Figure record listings
-----

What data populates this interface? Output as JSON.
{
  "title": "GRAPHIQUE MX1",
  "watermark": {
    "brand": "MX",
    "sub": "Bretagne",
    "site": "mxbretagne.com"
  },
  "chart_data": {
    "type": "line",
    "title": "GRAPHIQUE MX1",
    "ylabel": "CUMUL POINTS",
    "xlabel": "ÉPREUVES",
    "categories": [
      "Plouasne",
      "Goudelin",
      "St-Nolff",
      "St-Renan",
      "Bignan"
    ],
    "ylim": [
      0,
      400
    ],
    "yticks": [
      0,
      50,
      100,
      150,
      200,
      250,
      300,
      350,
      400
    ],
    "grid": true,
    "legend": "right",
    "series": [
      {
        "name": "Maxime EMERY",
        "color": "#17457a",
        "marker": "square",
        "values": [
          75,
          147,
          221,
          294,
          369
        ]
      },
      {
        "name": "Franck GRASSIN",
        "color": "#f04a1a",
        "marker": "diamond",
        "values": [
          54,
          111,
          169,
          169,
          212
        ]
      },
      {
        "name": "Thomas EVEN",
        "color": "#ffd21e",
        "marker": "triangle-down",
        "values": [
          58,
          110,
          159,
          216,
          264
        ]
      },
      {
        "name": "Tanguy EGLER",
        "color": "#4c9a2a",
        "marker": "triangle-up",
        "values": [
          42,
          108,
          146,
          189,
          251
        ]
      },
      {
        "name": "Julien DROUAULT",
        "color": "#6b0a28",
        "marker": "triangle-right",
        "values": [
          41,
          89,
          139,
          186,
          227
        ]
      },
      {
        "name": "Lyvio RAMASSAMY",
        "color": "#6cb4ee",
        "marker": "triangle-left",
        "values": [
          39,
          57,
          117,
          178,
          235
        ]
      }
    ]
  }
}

-----

= WHAT THE EXERCISE ASKS =
Return each line of the listing that holds the string "triangle".

= SOLUTION BELOW =
        "marker": "triangle-down",
        "marker": "triangle-up",
        "marker": "triangle-right",
        "marker": "triangle-left",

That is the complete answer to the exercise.